REQUIRED TASK → Can you print every line of the listing below word for word, without changing anything?

[INPUT DATA start]

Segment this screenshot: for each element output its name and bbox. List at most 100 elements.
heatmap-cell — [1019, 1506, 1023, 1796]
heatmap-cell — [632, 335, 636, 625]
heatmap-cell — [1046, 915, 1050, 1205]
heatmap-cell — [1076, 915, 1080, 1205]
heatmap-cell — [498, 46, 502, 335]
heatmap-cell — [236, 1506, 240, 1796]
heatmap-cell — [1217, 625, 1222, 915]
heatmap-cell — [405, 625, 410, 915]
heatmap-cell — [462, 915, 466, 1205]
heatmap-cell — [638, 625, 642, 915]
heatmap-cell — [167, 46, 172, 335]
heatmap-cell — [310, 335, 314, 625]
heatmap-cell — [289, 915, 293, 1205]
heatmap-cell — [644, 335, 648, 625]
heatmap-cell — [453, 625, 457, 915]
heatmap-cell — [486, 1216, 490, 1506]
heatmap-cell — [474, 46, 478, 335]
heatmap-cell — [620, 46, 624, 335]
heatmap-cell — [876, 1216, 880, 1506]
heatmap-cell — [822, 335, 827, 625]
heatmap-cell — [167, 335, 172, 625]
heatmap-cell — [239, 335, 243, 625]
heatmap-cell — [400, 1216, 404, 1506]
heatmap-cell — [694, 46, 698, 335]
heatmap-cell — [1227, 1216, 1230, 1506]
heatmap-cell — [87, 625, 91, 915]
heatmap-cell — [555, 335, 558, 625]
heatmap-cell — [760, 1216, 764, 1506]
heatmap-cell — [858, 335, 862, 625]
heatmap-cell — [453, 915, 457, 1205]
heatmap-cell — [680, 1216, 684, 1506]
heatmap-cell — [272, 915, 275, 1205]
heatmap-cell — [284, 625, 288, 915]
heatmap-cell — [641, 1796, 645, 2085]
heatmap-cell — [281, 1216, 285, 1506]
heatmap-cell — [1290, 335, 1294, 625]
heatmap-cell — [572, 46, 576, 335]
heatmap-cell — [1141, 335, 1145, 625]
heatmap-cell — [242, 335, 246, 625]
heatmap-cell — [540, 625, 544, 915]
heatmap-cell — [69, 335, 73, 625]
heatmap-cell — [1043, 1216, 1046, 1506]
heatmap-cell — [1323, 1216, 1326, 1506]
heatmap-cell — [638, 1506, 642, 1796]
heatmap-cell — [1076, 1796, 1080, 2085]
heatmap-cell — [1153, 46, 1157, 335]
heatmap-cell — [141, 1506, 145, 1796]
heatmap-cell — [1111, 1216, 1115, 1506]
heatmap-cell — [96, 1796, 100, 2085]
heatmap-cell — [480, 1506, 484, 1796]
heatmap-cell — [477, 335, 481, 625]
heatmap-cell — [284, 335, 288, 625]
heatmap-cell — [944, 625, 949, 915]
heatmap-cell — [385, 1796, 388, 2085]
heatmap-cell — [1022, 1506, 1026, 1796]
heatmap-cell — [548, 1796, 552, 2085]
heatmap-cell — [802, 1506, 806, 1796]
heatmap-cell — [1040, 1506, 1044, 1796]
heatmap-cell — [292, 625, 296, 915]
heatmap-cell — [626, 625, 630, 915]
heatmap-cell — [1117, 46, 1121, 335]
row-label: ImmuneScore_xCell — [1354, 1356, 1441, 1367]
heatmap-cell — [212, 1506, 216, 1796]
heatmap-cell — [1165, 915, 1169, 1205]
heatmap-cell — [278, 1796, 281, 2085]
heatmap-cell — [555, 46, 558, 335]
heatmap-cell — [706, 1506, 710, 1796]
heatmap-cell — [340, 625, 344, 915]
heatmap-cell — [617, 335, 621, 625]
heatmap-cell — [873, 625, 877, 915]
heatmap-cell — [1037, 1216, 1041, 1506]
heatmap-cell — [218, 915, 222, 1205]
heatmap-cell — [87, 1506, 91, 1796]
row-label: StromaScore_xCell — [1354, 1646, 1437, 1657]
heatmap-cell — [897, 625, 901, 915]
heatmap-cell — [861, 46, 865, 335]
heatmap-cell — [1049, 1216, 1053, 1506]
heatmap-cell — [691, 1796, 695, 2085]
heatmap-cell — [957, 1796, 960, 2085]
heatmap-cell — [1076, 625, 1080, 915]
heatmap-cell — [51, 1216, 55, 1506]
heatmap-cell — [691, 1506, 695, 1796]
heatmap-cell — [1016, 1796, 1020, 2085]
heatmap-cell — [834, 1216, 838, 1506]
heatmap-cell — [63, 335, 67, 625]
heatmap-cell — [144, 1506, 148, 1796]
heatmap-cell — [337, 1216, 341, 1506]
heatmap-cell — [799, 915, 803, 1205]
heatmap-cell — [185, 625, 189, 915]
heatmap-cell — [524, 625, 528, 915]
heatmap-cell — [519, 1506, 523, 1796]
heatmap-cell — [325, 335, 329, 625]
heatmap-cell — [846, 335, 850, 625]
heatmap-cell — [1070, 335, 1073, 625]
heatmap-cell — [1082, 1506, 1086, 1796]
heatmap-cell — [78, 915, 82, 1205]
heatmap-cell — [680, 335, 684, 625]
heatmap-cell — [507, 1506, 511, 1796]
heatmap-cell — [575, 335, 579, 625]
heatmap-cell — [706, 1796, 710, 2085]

[INPUT DATA end]

FULL OUTPUT →
Segment this screenshot: for each element output its name and bbox. List at most 100 elements.
heatmap-cell — [1019, 1506, 1023, 1796]
heatmap-cell — [632, 335, 636, 625]
heatmap-cell — [1046, 915, 1050, 1205]
heatmap-cell — [1076, 915, 1080, 1205]
heatmap-cell — [498, 46, 502, 335]
heatmap-cell — [236, 1506, 240, 1796]
heatmap-cell — [1217, 625, 1222, 915]
heatmap-cell — [405, 625, 410, 915]
heatmap-cell — [462, 915, 466, 1205]
heatmap-cell — [638, 625, 642, 915]
heatmap-cell — [167, 46, 172, 335]
heatmap-cell — [310, 335, 314, 625]
heatmap-cell — [289, 915, 293, 1205]
heatmap-cell — [644, 335, 648, 625]
heatmap-cell — [453, 625, 457, 915]
heatmap-cell — [486, 1216, 490, 1506]
heatmap-cell — [474, 46, 478, 335]
heatmap-cell — [620, 46, 624, 335]
heatmap-cell — [876, 1216, 880, 1506]
heatmap-cell — [822, 335, 827, 625]
heatmap-cell — [167, 335, 172, 625]
heatmap-cell — [239, 335, 243, 625]
heatmap-cell — [400, 1216, 404, 1506]
heatmap-cell — [694, 46, 698, 335]
heatmap-cell — [1227, 1216, 1230, 1506]
heatmap-cell — [87, 625, 91, 915]
heatmap-cell — [555, 335, 558, 625]
heatmap-cell — [760, 1216, 764, 1506]
heatmap-cell — [858, 335, 862, 625]
heatmap-cell — [453, 915, 457, 1205]
heatmap-cell — [680, 1216, 684, 1506]
heatmap-cell — [272, 915, 275, 1205]
heatmap-cell — [284, 625, 288, 915]
heatmap-cell — [641, 1796, 645, 2085]
heatmap-cell — [281, 1216, 285, 1506]
heatmap-cell — [1290, 335, 1294, 625]
heatmap-cell — [572, 46, 576, 335]
heatmap-cell — [1141, 335, 1145, 625]
heatmap-cell — [242, 335, 246, 625]
heatmap-cell — [540, 625, 544, 915]
heatmap-cell — [69, 335, 73, 625]
heatmap-cell — [1043, 1216, 1046, 1506]
heatmap-cell — [1323, 1216, 1326, 1506]
heatmap-cell — [638, 1506, 642, 1796]
heatmap-cell — [1076, 1796, 1080, 2085]
heatmap-cell — [1153, 46, 1157, 335]
heatmap-cell — [141, 1506, 145, 1796]
heatmap-cell — [1111, 1216, 1115, 1506]
heatmap-cell — [96, 1796, 100, 2085]
heatmap-cell — [480, 1506, 484, 1796]
heatmap-cell — [477, 335, 481, 625]
heatmap-cell — [284, 335, 288, 625]
heatmap-cell — [944, 625, 949, 915]
heatmap-cell — [385, 1796, 388, 2085]
heatmap-cell — [1022, 1506, 1026, 1796]
heatmap-cell — [548, 1796, 552, 2085]
heatmap-cell — [802, 1506, 806, 1796]
heatmap-cell — [1040, 1506, 1044, 1796]
heatmap-cell — [292, 625, 296, 915]
heatmap-cell — [626, 625, 630, 915]
heatmap-cell — [1117, 46, 1121, 335]
row-label: ImmuneScore_xCell — [1354, 1356, 1441, 1367]
heatmap-cell — [212, 1506, 216, 1796]
heatmap-cell — [1165, 915, 1169, 1205]
heatmap-cell — [278, 1796, 281, 2085]
heatmap-cell — [555, 46, 558, 335]
heatmap-cell — [706, 1506, 710, 1796]
heatmap-cell — [340, 625, 344, 915]
heatmap-cell — [617, 335, 621, 625]
heatmap-cell — [873, 625, 877, 915]
heatmap-cell — [1037, 1216, 1041, 1506]
heatmap-cell — [218, 915, 222, 1205]
heatmap-cell — [87, 1506, 91, 1796]
row-label: StromaScore_xCell — [1354, 1646, 1437, 1657]
heatmap-cell — [897, 625, 901, 915]
heatmap-cell — [861, 46, 865, 335]
heatmap-cell — [1049, 1216, 1053, 1506]
heatmap-cell — [691, 1796, 695, 2085]
heatmap-cell — [957, 1796, 960, 2085]
heatmap-cell — [1076, 625, 1080, 915]
heatmap-cell — [51, 1216, 55, 1506]
heatmap-cell — [691, 1506, 695, 1796]
heatmap-cell — [1016, 1796, 1020, 2085]
heatmap-cell — [834, 1216, 838, 1506]
heatmap-cell — [63, 335, 67, 625]
heatmap-cell — [144, 1506, 148, 1796]
heatmap-cell — [337, 1216, 341, 1506]
heatmap-cell — [799, 915, 803, 1205]
heatmap-cell — [185, 625, 189, 915]
heatmap-cell — [524, 625, 528, 915]
heatmap-cell — [519, 1506, 523, 1796]
heatmap-cell — [325, 335, 329, 625]
heatmap-cell — [846, 335, 850, 625]
heatmap-cell — [1070, 335, 1073, 625]
heatmap-cell — [1082, 1506, 1086, 1796]
heatmap-cell — [78, 915, 82, 1205]
heatmap-cell — [680, 335, 684, 625]
heatmap-cell — [507, 1506, 511, 1796]
heatmap-cell — [575, 335, 579, 625]
heatmap-cell — [706, 1796, 710, 2085]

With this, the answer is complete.